Text passage
# # # # #
HR Software for Manufacturing Companies 2026
HR software for manufacturing: shift scheduling, time-and-attendance with punch clocks, union rules, OSHA recordkeeping, and payroll integration.
Is it right for you?
- Shift scheduling for multiple shifts (day, swing, night)
- Time and attendance integration with physical punch clocks or badge readers
- Union rule enforcement if applicable (shift differentials, seniority-based scheduling)
- OSHA recordkeeping and incident reporting
- Payroll integration with overtime calculations for manufacturing
- Benefits administration for unionized or non-union manufacturing workforce
Time and attendance is the core problem
Manufacturing HR is largely a time-and-attendance problem. You have multiple shifts, physical punch clocks, and overtime rules that vary by day and shift. The time data needs to flow accurately into payroll.
The most common failure mode: time clock system and payroll system don't talk to each other well, leading to manual entry and overtime calculation errors.
QuickBooks Time (formerly TSheets) integrates with existing time clock hardware and syncs to QuickBooks Payroll. Homebase works for smaller shops. ADP Time and Attendance integrates natively with ADP Workforce Now.
HR software for manufacturing at scale
For manufacturing companies over 100 employees, ADP Workforce Now and Paylocity are the most common HR platforms. Both handle shift scheduling, time and attendance, OSHA recordkeeping (OSHA 300 log), and benefits administration.
# # # # #
Material supplied
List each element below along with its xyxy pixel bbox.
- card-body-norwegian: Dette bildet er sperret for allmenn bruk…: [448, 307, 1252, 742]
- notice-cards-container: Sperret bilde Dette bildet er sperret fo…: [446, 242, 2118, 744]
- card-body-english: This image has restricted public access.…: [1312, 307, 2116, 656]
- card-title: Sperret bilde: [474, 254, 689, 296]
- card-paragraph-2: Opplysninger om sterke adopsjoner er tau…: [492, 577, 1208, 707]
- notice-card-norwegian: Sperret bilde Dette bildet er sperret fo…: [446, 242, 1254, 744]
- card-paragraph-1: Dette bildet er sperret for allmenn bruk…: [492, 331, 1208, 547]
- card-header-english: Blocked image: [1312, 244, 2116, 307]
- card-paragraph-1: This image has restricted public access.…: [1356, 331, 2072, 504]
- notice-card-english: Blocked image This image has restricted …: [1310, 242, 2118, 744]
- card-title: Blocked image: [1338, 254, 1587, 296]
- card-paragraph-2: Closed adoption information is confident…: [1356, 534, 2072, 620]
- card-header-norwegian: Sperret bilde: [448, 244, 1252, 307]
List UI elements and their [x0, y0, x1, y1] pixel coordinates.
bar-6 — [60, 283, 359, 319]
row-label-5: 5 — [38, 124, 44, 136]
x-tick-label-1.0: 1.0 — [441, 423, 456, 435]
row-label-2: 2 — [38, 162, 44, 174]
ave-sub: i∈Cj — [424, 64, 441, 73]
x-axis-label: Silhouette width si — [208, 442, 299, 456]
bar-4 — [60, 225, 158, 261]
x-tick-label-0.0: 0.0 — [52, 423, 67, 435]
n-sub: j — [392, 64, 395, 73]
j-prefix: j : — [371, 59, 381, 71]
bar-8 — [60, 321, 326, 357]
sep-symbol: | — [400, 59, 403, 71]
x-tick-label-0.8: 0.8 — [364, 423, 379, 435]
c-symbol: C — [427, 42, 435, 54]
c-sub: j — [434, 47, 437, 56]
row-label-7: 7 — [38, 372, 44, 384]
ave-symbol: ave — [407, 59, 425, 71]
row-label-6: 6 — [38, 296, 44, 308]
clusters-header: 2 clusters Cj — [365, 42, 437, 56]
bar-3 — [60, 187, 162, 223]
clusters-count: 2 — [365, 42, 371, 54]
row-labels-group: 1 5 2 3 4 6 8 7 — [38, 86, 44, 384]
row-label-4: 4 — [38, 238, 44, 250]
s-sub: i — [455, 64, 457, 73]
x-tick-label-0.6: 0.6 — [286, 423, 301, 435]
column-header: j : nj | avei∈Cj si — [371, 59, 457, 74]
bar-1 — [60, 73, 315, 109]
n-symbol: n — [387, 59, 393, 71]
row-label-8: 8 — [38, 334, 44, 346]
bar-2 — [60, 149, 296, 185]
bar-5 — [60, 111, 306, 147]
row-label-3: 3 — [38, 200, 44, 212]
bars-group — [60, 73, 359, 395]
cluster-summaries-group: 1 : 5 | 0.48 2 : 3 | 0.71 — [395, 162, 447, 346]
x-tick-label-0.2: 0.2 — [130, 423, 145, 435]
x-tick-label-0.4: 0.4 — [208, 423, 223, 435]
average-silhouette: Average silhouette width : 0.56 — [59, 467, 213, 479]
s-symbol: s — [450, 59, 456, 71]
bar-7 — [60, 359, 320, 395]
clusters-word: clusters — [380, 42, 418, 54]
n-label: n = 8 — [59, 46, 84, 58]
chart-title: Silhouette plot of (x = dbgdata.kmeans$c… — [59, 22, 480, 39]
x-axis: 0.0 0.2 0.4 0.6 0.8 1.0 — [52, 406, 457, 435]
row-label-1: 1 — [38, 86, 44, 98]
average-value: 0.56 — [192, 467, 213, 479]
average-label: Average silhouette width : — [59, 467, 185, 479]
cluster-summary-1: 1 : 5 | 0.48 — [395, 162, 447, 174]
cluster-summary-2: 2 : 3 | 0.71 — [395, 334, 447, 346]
# # # # #
Problem set
#1 According to the text on HR software for manufacturing, what is the most common failure mode?
#2 Summarize the text on HR software for manufacturing in two sentences.

Task-by-task answers
#1 The time clock system and the payroll system don't talk to each other well, which leads to manual entry and overtime calculation errors.

#2 Manufacturing HR is largely a time-and-attendance problem, with multiple shifts, physical punch clocks and varying overtime rules, and its time data needs to flow accurately into payroll. Tools such as QuickBooks Time, Homebase and ADP Time and Attendance address this, while ADP Workforce Now and Paylocity are the most common HR platforms for manufacturers with over 100 employees.